## ЦИТИРУЕМЫЙ ОТРЫВОК
########################################

И здесь меня начали преследовать неудачи, одна напасть следовала за другой. Сначала я уронил ведро в обледенелый колодец. Потом Москве не понравилась моя листовка. Мои израненные и загноившиеся пальцы никак не хотели вылечиваться. Один из тех офицеров, который пользовался в штабе большим влиянием, отчитал меня:
— Да в вас самих осталось еще много фашистского!
Но самым печальным для меня было то, что я уронил ведро в колодец. Это ведро принадлежало майору. И я должен был принести ему холодной воды из колодца. Когда я, лежа на животе, заглянул в обледенелое отверстие колодца, то увидел, что шест, к которому я привязал ведро майора, был пуст. Я в отчаянии всматривался в темную воду. Несколько минут я усердно шуровал шестом в этой жуткой шахте. Но нигде не смог обнаружить пропавшее ведро, которое нельзя было ни в коем случае потерять. Оно бесследно исчезло.
Я сам чуть было не свалился в этот проклятый колодец.
У меня самого не хватило мужества рассказать майору о пропаже ведра, которым он очень дорожил. Об этом ему сказал Сергей.
Когда на следующий день я осмелился показаться майору на глаза, он не стал меня ругать.
Что же касается листовки, которую Москва вернула в штаб 10-й армии, то здесь дело обстояло следующим образом: постепенно я перестал возмущаться из-за того, что русские офицеры упрямо настаивали на сохранении своих текстов, написанных на плохом немецком языке. Но именно за это Москва и объявила строгий выговор майору Назарову, начальнику 7-го отдела: «Ваши листовки, которые должны побуждать фашистских солдат к сдаче в плен, написаны на плохом немецком языке, вызывающем только смех!» Так Кремль сказал свое веское слово.

########################################

## СТРОКИ НАБОРА ДАННЫХ
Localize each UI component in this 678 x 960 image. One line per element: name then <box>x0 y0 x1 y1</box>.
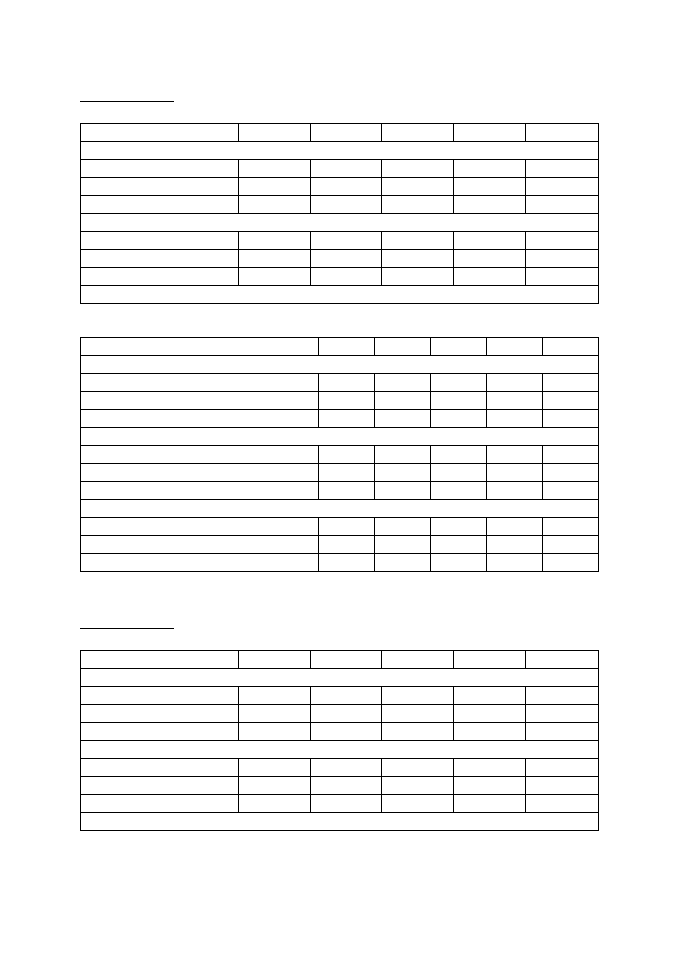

########################################

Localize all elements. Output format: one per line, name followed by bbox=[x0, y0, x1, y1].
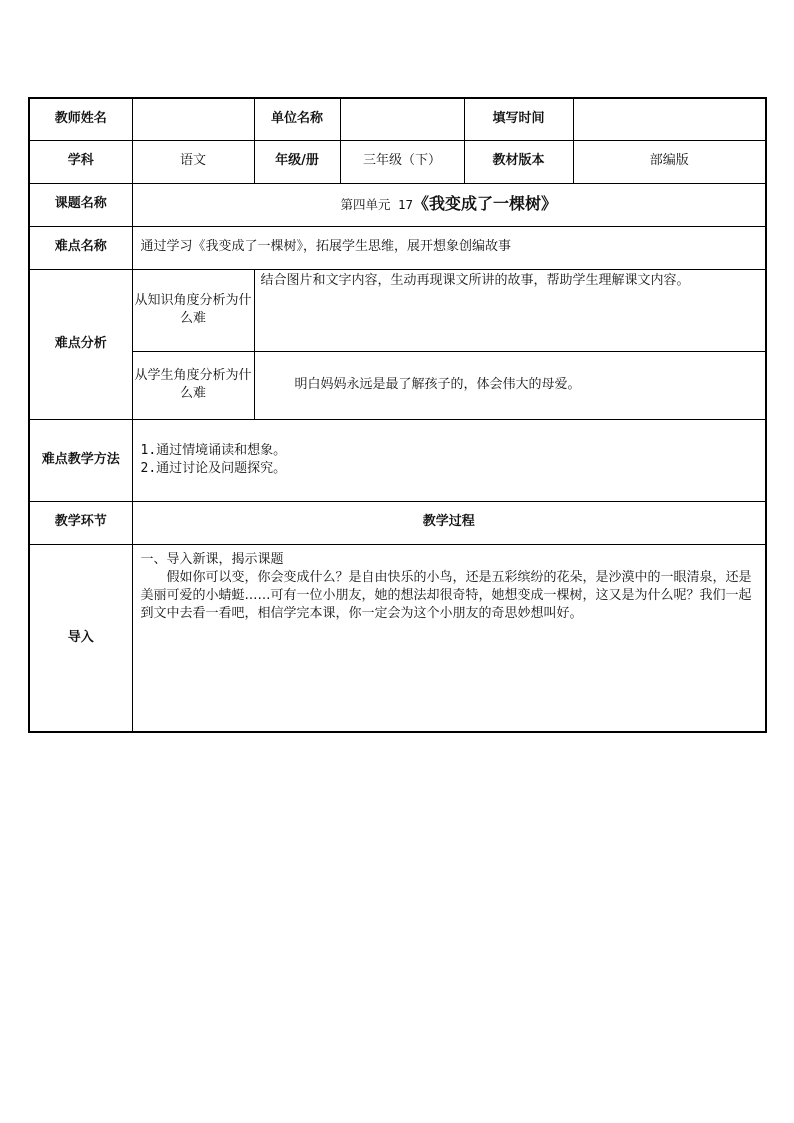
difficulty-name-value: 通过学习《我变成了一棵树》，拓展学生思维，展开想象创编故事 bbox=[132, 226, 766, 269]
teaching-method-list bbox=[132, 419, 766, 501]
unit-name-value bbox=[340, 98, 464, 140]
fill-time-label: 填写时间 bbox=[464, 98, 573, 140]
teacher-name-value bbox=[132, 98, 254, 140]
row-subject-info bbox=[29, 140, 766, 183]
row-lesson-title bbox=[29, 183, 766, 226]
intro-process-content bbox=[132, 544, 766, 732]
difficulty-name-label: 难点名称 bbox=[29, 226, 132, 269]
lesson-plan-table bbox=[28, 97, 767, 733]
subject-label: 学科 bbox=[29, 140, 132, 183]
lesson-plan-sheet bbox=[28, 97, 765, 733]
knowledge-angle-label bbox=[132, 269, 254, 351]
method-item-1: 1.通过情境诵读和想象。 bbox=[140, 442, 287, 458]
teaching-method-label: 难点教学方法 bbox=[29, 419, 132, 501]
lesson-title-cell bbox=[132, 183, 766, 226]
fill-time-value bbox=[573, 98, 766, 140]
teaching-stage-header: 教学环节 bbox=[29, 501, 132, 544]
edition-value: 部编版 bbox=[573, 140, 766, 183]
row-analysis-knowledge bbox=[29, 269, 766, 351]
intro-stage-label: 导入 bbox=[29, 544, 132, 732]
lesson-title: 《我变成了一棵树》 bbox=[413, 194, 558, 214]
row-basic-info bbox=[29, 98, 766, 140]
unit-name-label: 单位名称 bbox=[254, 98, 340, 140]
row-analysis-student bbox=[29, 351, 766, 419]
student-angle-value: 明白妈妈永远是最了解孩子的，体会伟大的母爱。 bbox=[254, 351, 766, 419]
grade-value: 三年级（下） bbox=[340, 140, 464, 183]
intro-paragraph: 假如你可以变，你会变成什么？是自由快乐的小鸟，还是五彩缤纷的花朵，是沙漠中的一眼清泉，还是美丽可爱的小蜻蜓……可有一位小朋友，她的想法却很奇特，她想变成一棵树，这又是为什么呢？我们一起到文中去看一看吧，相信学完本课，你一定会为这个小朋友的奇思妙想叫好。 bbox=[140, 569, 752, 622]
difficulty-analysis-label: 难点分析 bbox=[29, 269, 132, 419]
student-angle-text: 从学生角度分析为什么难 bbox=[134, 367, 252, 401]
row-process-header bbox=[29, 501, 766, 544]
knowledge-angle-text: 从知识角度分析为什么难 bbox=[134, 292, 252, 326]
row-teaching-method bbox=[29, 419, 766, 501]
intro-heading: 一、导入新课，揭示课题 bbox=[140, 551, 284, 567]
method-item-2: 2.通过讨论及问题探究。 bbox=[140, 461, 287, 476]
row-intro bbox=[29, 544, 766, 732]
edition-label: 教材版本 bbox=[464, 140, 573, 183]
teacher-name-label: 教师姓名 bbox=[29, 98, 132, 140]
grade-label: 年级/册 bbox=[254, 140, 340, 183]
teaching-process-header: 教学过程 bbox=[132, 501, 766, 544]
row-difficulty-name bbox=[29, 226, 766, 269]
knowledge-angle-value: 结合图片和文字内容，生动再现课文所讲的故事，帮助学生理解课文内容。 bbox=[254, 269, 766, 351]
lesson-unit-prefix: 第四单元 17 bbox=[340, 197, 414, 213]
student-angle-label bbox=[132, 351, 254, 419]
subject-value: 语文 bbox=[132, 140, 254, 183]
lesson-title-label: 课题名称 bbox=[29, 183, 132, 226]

########################################

## ТРЕБОВАНИЯ К ЗАДАНИЯМ
1 – Отредактируйте строки листинга, начиная со строки с «Localize all elements.» и заканчивая строкой с «row-intro bbox=[29, 544, 766, 732]»: приведите их заново, заменив «intro-paragraph» на «intro-text» и не меняя больше ничего. Изображения в ответ не включайте.
2 – Продолжите отрывок о потерянном ведре майора и листовке, которую вернула Москва, начиная сразу после его последнего предложения.
Отрывок и листинг никак не связаны между собой.

## ОТВЕТЫ К ЗАДАНИЯМ
1 –
Localize all elements. Output format: one per line, name followed by bbox=[x0, y0, x1, y1].
difficulty-name-value: 通过学习《我变成了一棵树》，拓展学生思维，展开想象创编故事 bbox=[132, 226, 766, 269]
teaching-method-list bbox=[132, 419, 766, 501]
unit-name-value bbox=[340, 98, 464, 140]
fill-time-label: 填写时间 bbox=[464, 98, 573, 140]
teacher-name-value bbox=[132, 98, 254, 140]
row-subject-info bbox=[29, 140, 766, 183]
row-lesson-title bbox=[29, 183, 766, 226]
intro-process-content bbox=[132, 544, 766, 732]
difficulty-name-label: 难点名称 bbox=[29, 226, 132, 269]
lesson-plan-table bbox=[28, 97, 767, 733]
subject-label: 学科 bbox=[29, 140, 132, 183]
lesson-plan-sheet bbox=[28, 97, 765, 733]
knowledge-angle-label bbox=[132, 269, 254, 351]
method-item-1: 1.通过情境诵读和想象。 bbox=[140, 442, 287, 458]
teaching-method-label: 难点教学方法 bbox=[29, 419, 132, 501]
lesson-title-cell bbox=[132, 183, 766, 226]
fill-time-value bbox=[573, 98, 766, 140]
teaching-stage-header: 教学环节 bbox=[29, 501, 132, 544]
edition-value: 部编版 bbox=[573, 140, 766, 183]
row-analysis-knowledge bbox=[29, 269, 766, 351]
intro-stage-label: 导入 bbox=[29, 544, 132, 732]
lesson-title: 《我变成了一棵树》 bbox=[413, 194, 558, 214]
row-basic-info bbox=[29, 98, 766, 140]
unit-name-label: 单位名称 bbox=[254, 98, 340, 140]
row-analysis-student bbox=[29, 351, 766, 419]
student-angle-value: 明白妈妈永远是最了解孩子的，体会伟大的母爱。 bbox=[254, 351, 766, 419]
grade-value: 三年级（下） bbox=[340, 140, 464, 183]
intro-text: 假如你可以变，你会变成什么？是自由快乐的小鸟，还是五彩缤纷的花朵，是沙漠中的一眼清泉，还是美丽可爱的小蜻蜓……可有一位小朋友，她的想法却很奇特，她想变成一棵树，这又是为什么呢？我们一起到文中去看一看吧，相信学完本课，你一定会为这个小朋友的奇思妙想叫好。 bbox=[140, 569, 752, 622]
difficulty-analysis-label: 难点分析 bbox=[29, 269, 132, 419]
student-angle-text: 从学生角度分析为什么难 bbox=[134, 367, 252, 401]
row-process-header bbox=[29, 501, 766, 544]
knowledge-angle-text: 从知识角度分析为什么难 bbox=[134, 292, 252, 326]
row-teaching-method bbox=[29, 419, 766, 501]
intro-heading: 一、导入新课，揭示课题 bbox=[140, 551, 284, 567]
method-item-2: 2.通过讨论及问题探究。 bbox=[140, 461, 287, 476]
row-intro bbox=[29, 544, 766, 732]

2 –
Теперь мы, немцы, должны были заверять личной подписью каждую листовку, которую мы получали для стилистической обработки. Но даже и теперь к нашему мнению не особенно прислушивались.
Я все теснее и теснее работал с врагом, который намеревался победить мою родину. Это стоило мне все больших моральных издержек. А желанная свобода отдалялась все дальше и дальше. Да, а разве она сама уже не была мертва, окончательно и бесповоротно, еще в марте 1944 года и в самой Германии! Я уже всего наслушался.
Однако я споткнулся на совершенно неожиданном месте. Не потому, что однажды после ожесточенного спора о жизненном уровне в Германии новый капитан заявил:
— Только потому, что вы сами еще слишком сильно пропитаны фашистской идеологией, вы утверждаете, что в фашистской Германии рабочие живут хорошо.
Споткнулся я из-за того, что никак не хотели заживать небольшие трещины на обоих средних пальцах моих рук, которые я заполучил еще во время службы в немецкой армии. Это было напоминание о моем товарище Абельс-Венсе, который тщетно пытался научить меня правильной посадке на лошади. Когда его ранило в живот осколками мины, я тащил его на носилках по открытому со всех сторон полю. То поле было красным от крови. Когда поблизости разорвалась еще одна мина, я вместе с носилками покатился вниз с горы. Я пытался тормозить голыми руками и до крови стер костяшки пальцев.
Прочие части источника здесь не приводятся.